MATERIAL FOR THIS TASK

** Begin **

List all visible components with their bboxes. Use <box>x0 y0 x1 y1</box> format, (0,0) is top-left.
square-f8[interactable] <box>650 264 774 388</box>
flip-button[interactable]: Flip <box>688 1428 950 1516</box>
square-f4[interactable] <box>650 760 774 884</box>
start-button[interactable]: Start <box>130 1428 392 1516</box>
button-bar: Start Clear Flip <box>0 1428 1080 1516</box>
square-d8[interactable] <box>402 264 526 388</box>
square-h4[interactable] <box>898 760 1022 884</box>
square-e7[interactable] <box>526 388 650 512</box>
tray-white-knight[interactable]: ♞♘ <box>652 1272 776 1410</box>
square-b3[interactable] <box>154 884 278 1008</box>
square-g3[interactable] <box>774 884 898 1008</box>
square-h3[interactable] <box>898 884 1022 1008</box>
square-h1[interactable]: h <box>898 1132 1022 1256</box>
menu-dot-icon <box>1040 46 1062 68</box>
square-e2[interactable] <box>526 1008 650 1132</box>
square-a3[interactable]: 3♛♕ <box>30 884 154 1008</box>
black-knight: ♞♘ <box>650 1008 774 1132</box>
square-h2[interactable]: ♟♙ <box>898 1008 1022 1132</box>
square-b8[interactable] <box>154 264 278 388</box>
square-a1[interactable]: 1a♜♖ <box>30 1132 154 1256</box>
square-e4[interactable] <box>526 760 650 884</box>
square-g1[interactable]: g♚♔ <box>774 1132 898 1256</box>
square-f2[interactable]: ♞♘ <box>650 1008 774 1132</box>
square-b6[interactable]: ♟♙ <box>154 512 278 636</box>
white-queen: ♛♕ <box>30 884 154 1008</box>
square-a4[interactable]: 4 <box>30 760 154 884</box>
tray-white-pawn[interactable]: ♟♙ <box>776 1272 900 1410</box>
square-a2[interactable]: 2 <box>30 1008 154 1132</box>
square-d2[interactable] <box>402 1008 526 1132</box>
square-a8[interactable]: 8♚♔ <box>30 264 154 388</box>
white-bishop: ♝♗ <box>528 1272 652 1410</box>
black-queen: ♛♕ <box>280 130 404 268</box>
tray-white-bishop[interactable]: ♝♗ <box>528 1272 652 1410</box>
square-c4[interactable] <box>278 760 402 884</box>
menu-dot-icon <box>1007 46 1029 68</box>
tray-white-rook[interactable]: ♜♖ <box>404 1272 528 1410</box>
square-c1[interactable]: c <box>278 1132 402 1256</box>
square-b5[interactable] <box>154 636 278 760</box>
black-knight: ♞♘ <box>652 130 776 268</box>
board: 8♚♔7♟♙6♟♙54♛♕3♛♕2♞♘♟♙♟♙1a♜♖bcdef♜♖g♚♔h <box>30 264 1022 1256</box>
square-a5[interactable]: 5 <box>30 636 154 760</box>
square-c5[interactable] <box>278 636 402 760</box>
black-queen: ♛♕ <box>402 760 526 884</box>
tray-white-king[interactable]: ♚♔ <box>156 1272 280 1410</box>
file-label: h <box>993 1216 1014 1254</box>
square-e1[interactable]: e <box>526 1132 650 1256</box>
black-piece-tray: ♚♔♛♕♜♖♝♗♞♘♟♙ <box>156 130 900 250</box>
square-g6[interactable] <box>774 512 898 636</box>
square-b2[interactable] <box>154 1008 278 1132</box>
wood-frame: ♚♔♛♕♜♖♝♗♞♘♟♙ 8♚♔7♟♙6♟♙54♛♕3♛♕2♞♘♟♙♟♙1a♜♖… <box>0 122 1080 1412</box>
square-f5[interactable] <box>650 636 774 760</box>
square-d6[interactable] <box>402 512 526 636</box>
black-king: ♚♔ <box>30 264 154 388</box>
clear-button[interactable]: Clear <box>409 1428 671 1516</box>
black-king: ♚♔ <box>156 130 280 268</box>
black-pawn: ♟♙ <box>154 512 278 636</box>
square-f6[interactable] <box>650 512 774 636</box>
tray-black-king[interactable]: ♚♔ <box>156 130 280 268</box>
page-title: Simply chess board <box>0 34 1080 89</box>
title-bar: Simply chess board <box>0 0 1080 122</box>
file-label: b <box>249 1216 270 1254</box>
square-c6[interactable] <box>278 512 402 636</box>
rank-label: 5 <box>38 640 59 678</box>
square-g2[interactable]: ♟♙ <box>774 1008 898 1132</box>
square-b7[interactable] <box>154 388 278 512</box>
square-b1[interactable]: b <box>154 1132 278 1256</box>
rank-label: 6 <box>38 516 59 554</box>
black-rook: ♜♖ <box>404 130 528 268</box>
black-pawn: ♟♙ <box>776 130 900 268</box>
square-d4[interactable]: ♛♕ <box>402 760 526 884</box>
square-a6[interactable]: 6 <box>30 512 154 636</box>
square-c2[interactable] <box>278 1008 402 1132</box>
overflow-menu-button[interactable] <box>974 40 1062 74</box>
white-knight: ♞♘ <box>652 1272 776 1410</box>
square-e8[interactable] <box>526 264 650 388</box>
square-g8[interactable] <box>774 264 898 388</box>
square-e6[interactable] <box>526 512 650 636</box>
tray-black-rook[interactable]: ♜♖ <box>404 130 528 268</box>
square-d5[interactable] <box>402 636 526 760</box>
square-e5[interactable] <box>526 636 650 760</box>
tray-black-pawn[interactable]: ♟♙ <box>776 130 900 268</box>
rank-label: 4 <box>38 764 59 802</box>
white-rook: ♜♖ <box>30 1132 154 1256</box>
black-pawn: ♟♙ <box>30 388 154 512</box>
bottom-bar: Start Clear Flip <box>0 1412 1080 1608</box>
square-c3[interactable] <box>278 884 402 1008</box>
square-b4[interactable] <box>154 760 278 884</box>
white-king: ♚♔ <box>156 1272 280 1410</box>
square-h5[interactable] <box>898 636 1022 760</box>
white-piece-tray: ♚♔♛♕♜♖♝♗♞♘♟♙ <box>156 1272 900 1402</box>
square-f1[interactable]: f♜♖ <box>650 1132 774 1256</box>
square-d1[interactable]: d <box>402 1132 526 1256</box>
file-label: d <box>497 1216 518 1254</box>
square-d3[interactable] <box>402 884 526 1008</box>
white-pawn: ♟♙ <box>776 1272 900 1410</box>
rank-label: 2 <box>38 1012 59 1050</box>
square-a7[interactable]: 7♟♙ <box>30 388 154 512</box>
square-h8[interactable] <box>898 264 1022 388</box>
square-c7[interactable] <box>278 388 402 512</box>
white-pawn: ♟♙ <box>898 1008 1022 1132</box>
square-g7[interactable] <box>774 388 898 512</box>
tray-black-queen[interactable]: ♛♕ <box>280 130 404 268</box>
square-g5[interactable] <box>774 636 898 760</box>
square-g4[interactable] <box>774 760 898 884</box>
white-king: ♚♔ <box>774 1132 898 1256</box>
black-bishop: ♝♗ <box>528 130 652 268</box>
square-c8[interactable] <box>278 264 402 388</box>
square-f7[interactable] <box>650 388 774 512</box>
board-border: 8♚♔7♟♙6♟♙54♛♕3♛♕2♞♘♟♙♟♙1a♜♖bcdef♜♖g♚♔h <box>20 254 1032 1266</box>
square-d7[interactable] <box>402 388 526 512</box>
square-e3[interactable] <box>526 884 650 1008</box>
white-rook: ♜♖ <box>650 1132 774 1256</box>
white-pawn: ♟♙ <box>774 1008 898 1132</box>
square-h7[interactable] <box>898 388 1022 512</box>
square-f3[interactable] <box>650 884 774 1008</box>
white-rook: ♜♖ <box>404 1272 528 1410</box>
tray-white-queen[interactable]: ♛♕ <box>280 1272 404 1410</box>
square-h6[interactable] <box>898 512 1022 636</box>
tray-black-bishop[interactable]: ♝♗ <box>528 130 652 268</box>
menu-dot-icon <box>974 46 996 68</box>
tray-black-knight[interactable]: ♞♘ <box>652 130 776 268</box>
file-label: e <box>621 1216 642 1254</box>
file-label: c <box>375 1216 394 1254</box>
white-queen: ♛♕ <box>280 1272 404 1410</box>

** End **

WORK INSTRUCTIONS
Reproduce word for word the stretch of the material from its very start through the line containing "square-g3[interactable] <box>774 884", including that line.

THE ANSWER
List all visible components with their bboxes. Use <box>x0 y0 x1 y1</box> format, (0,0) is top-left.
square-f8[interactable] <box>650 264 774 388</box>
flip-button[interactable]: Flip <box>688 1428 950 1516</box>
square-f4[interactable] <box>650 760 774 884</box>
start-button[interactable]: Start <box>130 1428 392 1516</box>
button-bar: Start Clear Flip <box>0 1428 1080 1516</box>
square-d8[interactable] <box>402 264 526 388</box>
square-h4[interactable] <box>898 760 1022 884</box>
square-e7[interactable] <box>526 388 650 512</box>
tray-white-knight[interactable]: ♞♘ <box>652 1272 776 1410</box>
square-b3[interactable] <box>154 884 278 1008</box>
square-g3[interactable] <box>774 884 898 1008</box>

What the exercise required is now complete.